• **STATED EXERCISE**:
Every record below should be written out exactly; pictures stay out.

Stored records
##########
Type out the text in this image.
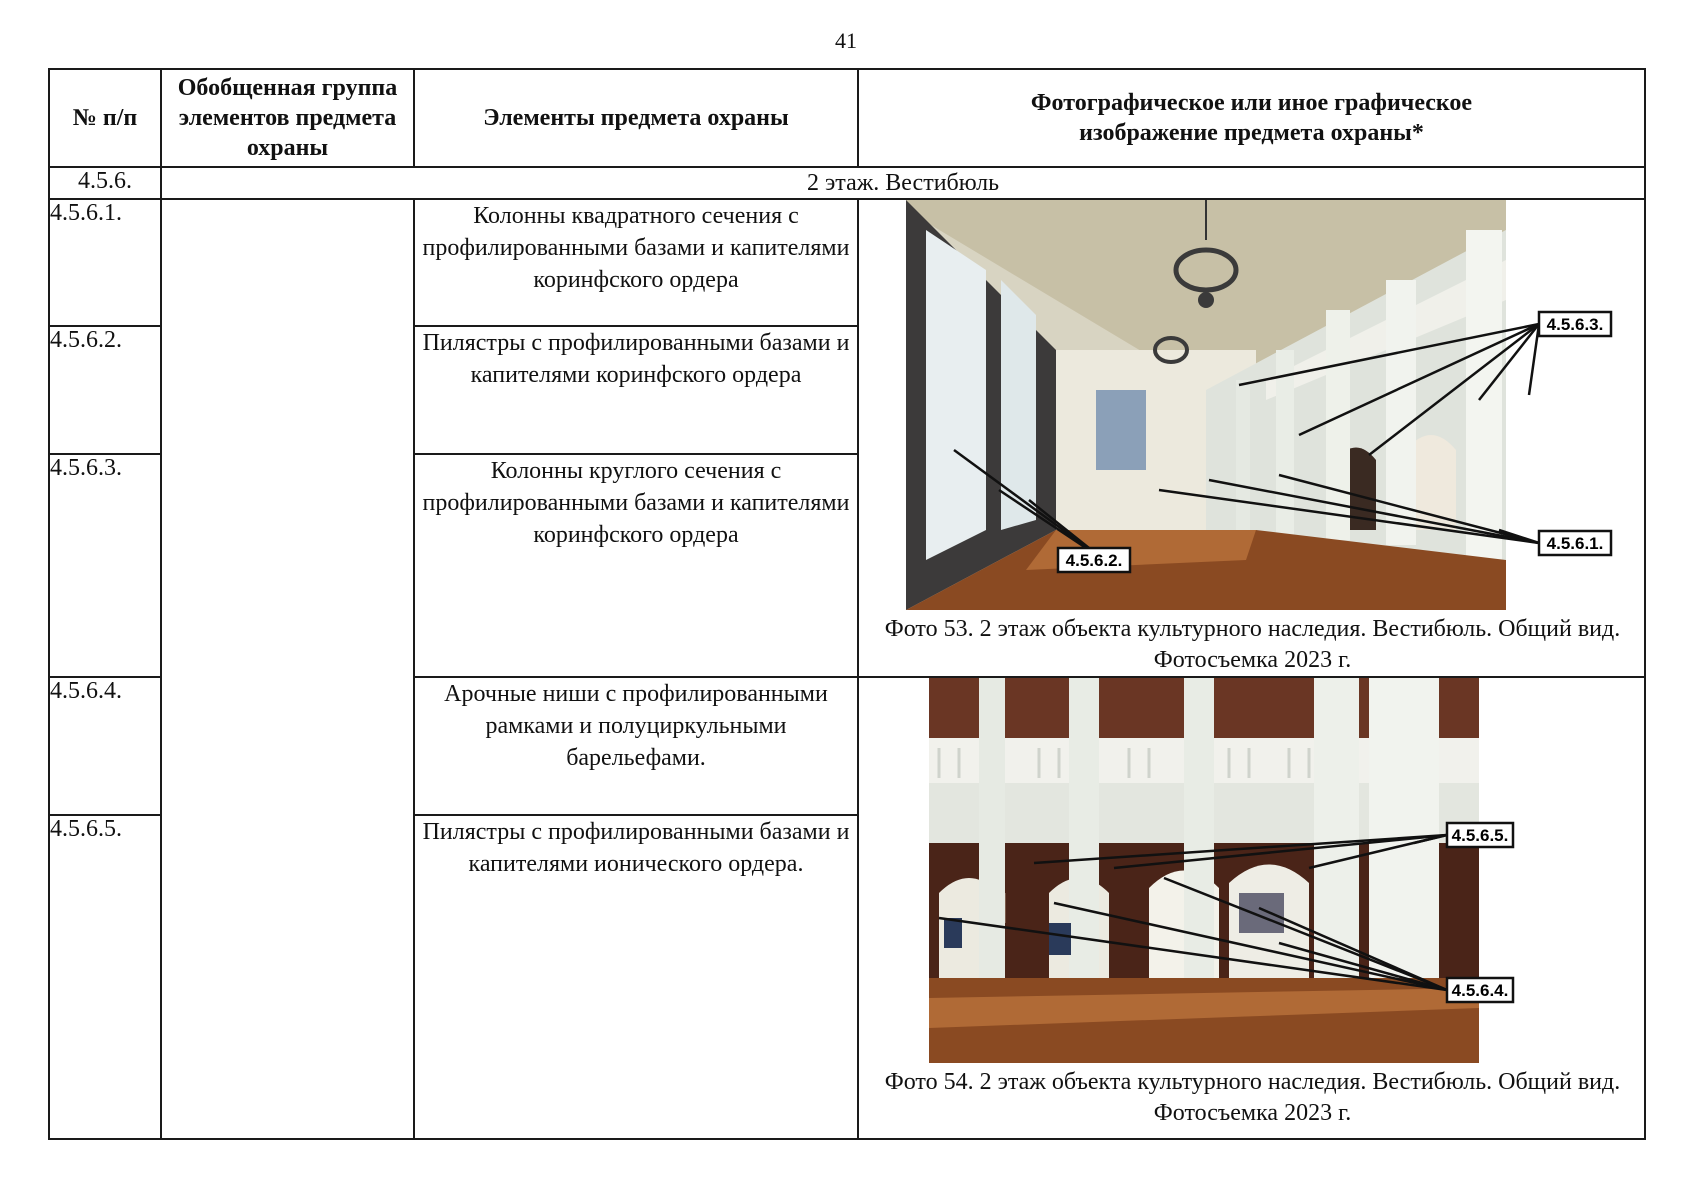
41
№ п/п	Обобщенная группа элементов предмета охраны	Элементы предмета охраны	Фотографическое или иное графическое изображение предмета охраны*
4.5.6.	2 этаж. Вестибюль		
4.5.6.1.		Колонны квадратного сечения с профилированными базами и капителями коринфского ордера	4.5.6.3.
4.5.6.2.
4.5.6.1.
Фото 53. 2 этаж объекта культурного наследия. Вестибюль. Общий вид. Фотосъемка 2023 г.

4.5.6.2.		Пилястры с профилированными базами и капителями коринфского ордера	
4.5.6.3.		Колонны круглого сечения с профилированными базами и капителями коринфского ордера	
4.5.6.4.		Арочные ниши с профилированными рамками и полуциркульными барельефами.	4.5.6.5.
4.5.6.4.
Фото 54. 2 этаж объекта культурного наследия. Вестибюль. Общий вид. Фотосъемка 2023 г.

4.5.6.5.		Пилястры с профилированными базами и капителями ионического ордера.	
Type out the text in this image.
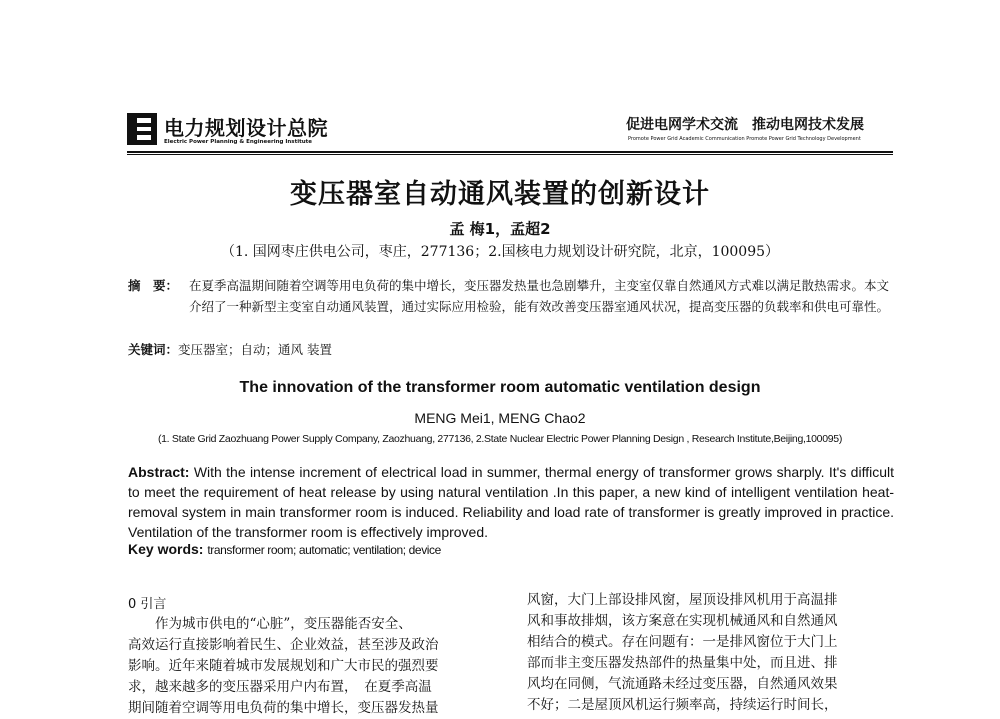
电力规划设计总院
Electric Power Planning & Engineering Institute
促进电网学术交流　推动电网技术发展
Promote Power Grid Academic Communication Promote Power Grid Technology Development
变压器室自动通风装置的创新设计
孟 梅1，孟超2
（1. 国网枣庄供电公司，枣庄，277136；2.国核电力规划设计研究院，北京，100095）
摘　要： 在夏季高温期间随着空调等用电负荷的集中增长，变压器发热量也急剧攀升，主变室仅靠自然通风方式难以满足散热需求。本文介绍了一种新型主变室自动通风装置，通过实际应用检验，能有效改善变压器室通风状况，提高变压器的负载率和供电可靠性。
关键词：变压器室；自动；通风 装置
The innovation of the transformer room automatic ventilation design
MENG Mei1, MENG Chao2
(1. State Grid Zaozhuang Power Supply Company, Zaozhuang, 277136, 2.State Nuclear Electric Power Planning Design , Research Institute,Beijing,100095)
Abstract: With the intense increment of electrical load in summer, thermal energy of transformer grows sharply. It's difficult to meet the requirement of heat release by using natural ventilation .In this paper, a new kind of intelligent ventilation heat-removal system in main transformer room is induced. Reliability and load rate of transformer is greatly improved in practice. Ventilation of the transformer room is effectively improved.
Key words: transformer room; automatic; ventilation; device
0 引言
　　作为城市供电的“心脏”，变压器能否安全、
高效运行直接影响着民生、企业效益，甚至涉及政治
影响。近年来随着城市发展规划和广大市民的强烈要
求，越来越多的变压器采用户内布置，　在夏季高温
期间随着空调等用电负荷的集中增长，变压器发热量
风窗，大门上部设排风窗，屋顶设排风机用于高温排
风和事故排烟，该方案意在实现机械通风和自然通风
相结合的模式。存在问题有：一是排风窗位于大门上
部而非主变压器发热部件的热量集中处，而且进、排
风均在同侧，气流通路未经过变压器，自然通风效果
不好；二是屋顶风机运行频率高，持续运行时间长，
##########
• **EXPECTED ANSWER**:
Type out the text in this image.
41
№ п/п	Обобщенная группа элементов предмета охраны	Элементы предмета охраны	Фотографическое или иное графическое изображение предмета охраны*
4.5.6.	2 этаж. Вестибюль		
4.5.6.1.		Колонны квадратного сечения с профилированными базами и капителями коринфского ордера	4.5.6.3.
4.5.6.2.
4.5.6.1.
Фото 53. 2 этаж объекта культурного наследия. Вестибюль. Общий вид. Фотосъемка 2023 г.

4.5.6.2.		Пилястры с профилированными базами и капителями коринфского ордера	
4.5.6.3.		Колонны круглого сечения с профилированными базами и капителями коринфского ордера	
4.5.6.4.		Арочные ниши с профилированными рамками и полуциркульными барельефами.	4.5.6.5.
4.5.6.4.
Фото 54. 2 этаж объекта культурного наследия. Вестибюль. Общий вид. Фотосъемка 2023 г.

4.5.6.5.		Пилястры с профилированными базами и капителями ионического ордера.	
Type out the text in this image.
电力规划设计总院
Electric Power Planning & Engineering Institute
促进电网学术交流　推动电网技术发展
Promote Power Grid Academic Communication Promote Power Grid Technology Development
变压器室自动通风装置的创新设计
孟 梅1，孟超2
（1. 国网枣庄供电公司，枣庄，277136；2.国核电力规划设计研究院，北京，100095）
摘　要： 在夏季高温期间随着空调等用电负荷的集中增长，变压器发热量也急剧攀升，主变室仅靠自然通风方式难以满足散热需求。本文介绍了一种新型主变室自动通风装置，通过实际应用检验，能有效改善变压器室通风状况，提高变压器的负载率和供电可靠性。
关键词：变压器室；自动；通风 装置
The innovation of the transformer room automatic ventilation design
MENG Mei1, MENG Chao2
(1. State Grid Zaozhuang Power Supply Company, Zaozhuang, 277136, 2.State Nuclear Electric Power Planning Design , Research Institute,Beijing,100095)
Abstract: With the intense increment of electrical load in summer, thermal energy of transformer grows sharply. It's difficult to meet the requirement of heat release by using natural ventilation .In this paper, a new kind of intelligent ventilation heat-removal system in main transformer room is induced. Reliability and load rate of transformer is greatly improved in practice. Ventilation of the transformer room is effectively improved.
Key words: transformer room; automatic; ventilation; device
0 引言
　　作为城市供电的“心脏”，变压器能否安全、
高效运行直接影响着民生、企业效益，甚至涉及政治
影响。近年来随着城市发展规划和广大市民的强烈要
求，越来越多的变压器采用户内布置，　在夏季高温
期间随着空调等用电负荷的集中增长，变压器发热量
风窗，大门上部设排风窗，屋顶设排风机用于高温排
风和事故排烟，该方案意在实现机械通风和自然通风
相结合的模式。存在问题有：一是排风窗位于大门上
部而非主变压器发热部件的热量集中处，而且进、排
风均在同侧，气流通路未经过变压器，自然通风效果
不好；二是屋顶风机运行频率高，持续运行时间长，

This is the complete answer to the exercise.